Return only the number of lines that hold "text".

**** Records to use

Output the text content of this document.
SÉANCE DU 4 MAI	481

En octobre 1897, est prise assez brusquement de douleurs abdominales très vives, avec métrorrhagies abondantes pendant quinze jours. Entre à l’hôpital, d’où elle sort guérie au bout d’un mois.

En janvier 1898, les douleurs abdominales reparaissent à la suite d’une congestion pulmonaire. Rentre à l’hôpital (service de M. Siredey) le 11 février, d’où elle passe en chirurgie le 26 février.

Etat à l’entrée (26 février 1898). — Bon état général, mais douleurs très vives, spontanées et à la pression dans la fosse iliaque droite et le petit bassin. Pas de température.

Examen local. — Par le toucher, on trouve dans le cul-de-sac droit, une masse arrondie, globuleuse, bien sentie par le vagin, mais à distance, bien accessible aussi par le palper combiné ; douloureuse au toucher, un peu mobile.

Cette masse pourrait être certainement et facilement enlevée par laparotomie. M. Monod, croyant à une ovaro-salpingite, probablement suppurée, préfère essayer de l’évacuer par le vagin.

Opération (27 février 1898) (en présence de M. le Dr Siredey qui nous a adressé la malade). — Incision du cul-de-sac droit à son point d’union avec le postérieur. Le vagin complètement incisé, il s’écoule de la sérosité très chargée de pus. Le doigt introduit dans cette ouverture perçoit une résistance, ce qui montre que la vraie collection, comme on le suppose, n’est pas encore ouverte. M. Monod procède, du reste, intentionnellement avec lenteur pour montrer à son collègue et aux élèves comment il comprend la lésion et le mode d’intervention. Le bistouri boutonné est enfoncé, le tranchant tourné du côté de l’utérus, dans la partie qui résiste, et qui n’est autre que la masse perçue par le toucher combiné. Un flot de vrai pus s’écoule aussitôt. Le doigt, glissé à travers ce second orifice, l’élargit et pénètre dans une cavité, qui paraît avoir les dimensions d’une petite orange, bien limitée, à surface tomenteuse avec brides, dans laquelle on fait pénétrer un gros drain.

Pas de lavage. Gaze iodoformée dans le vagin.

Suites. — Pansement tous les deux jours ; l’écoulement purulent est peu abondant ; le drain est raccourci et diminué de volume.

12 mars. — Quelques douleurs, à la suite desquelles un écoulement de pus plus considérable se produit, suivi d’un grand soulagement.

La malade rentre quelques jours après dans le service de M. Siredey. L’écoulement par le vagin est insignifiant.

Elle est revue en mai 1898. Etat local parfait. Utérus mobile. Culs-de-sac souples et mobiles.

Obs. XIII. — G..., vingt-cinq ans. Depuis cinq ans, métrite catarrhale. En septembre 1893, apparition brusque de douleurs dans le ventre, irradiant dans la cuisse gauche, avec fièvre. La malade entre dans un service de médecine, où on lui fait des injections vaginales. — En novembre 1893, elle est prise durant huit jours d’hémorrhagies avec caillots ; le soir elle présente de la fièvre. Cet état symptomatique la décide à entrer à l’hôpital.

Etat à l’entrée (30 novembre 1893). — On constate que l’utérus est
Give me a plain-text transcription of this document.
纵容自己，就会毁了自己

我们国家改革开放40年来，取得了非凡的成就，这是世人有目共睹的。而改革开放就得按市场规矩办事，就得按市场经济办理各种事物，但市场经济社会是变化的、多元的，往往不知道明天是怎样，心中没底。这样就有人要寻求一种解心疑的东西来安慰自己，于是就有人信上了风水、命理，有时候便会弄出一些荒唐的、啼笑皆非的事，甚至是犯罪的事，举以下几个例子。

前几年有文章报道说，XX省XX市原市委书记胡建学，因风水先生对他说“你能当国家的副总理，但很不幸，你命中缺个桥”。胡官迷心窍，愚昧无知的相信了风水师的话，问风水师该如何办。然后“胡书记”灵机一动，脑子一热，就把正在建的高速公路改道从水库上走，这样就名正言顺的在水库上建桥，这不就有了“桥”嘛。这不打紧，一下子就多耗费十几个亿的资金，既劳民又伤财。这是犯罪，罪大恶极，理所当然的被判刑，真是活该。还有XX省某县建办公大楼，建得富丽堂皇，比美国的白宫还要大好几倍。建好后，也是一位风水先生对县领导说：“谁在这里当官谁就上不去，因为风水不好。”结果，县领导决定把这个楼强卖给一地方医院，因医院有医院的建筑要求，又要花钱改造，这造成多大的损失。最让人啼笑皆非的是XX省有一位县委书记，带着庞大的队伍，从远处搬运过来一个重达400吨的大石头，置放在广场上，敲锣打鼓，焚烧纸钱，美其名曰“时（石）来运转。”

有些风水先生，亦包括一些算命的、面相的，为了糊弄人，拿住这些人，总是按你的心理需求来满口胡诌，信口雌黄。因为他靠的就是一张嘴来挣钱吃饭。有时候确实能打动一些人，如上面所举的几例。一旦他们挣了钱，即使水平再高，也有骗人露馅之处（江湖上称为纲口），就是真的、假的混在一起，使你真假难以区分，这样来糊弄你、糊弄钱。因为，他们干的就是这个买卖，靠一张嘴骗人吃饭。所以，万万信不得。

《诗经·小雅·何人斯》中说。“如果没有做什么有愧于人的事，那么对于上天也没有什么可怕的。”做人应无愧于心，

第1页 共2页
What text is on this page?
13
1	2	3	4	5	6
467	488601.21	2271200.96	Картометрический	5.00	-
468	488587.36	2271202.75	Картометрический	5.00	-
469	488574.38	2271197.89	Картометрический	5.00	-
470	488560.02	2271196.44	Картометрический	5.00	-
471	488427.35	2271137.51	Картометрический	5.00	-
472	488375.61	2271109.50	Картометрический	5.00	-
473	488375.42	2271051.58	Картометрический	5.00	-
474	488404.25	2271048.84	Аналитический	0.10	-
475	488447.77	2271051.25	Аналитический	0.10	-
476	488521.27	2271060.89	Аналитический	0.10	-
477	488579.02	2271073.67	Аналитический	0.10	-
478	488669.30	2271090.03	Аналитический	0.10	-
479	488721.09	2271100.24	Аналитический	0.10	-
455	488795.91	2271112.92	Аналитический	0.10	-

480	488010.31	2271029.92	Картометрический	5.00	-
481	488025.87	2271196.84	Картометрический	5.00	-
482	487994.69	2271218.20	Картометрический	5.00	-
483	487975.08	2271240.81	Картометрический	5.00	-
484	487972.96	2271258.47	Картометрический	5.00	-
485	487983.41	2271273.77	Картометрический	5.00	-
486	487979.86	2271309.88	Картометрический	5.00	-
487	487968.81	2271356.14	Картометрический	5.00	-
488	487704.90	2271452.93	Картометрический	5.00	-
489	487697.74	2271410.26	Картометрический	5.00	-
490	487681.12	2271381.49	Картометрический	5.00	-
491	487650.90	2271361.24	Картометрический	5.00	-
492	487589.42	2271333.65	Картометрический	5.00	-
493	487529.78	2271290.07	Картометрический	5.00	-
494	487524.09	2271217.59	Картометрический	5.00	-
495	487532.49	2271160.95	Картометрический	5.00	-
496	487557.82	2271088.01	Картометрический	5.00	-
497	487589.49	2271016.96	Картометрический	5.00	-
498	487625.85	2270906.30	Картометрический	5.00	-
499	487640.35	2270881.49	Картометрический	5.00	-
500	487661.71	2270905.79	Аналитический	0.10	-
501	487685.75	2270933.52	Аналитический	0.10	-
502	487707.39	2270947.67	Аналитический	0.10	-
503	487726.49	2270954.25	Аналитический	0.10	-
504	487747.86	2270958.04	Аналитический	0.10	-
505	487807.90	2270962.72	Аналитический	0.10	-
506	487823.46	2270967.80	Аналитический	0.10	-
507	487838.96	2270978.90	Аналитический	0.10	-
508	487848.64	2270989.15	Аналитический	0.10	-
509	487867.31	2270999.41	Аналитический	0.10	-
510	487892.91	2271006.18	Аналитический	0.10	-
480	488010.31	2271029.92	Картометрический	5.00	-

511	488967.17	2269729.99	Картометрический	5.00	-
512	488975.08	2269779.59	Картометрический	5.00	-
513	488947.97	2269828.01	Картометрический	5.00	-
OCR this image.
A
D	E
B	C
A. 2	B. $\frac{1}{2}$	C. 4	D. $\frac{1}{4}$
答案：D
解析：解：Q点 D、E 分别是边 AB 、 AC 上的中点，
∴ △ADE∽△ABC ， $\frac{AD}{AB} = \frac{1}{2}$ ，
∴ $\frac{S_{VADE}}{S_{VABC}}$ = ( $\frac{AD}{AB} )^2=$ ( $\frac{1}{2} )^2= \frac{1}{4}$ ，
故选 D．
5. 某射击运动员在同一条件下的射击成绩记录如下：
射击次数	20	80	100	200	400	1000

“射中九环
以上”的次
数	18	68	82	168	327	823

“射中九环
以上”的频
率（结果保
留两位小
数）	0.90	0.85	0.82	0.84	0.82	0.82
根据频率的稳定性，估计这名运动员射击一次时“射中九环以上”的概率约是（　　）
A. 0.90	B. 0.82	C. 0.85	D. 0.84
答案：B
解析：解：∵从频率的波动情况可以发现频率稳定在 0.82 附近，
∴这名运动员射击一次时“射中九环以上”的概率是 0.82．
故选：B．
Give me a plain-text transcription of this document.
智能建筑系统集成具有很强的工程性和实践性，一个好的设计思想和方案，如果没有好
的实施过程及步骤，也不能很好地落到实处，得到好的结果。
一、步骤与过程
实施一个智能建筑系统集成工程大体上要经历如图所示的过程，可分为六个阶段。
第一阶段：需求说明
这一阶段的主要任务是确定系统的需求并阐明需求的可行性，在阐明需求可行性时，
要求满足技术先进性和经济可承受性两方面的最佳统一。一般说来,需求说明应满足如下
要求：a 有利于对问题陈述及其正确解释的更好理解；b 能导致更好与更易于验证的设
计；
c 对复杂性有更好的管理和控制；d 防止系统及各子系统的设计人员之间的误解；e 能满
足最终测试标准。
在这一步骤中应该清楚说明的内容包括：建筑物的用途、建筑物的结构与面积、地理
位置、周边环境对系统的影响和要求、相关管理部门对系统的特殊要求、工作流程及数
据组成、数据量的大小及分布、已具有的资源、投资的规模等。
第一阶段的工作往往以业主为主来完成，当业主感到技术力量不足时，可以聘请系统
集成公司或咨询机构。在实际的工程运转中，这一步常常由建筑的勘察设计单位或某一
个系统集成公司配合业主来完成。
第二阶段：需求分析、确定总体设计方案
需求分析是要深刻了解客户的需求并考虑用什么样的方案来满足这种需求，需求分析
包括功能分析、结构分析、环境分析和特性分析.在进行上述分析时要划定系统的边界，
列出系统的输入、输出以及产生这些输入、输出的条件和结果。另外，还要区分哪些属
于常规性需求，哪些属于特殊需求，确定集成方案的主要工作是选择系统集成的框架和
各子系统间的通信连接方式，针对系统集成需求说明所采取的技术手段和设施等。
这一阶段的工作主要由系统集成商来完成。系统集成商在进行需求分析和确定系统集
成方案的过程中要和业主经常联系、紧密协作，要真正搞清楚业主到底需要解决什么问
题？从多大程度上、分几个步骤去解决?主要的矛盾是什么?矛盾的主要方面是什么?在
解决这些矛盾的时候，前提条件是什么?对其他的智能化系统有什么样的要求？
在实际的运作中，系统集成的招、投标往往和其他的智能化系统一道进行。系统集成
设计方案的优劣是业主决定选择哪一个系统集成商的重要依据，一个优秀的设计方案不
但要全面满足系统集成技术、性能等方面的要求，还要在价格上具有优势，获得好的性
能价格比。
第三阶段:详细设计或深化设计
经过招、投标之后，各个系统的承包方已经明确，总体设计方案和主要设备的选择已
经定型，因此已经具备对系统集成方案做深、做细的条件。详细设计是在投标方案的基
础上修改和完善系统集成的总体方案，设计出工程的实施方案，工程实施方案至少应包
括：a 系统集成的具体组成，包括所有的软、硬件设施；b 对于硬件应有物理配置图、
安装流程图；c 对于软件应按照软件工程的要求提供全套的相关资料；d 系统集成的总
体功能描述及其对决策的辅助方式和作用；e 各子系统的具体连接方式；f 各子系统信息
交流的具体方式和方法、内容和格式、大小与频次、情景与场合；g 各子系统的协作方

********

• Written answer
4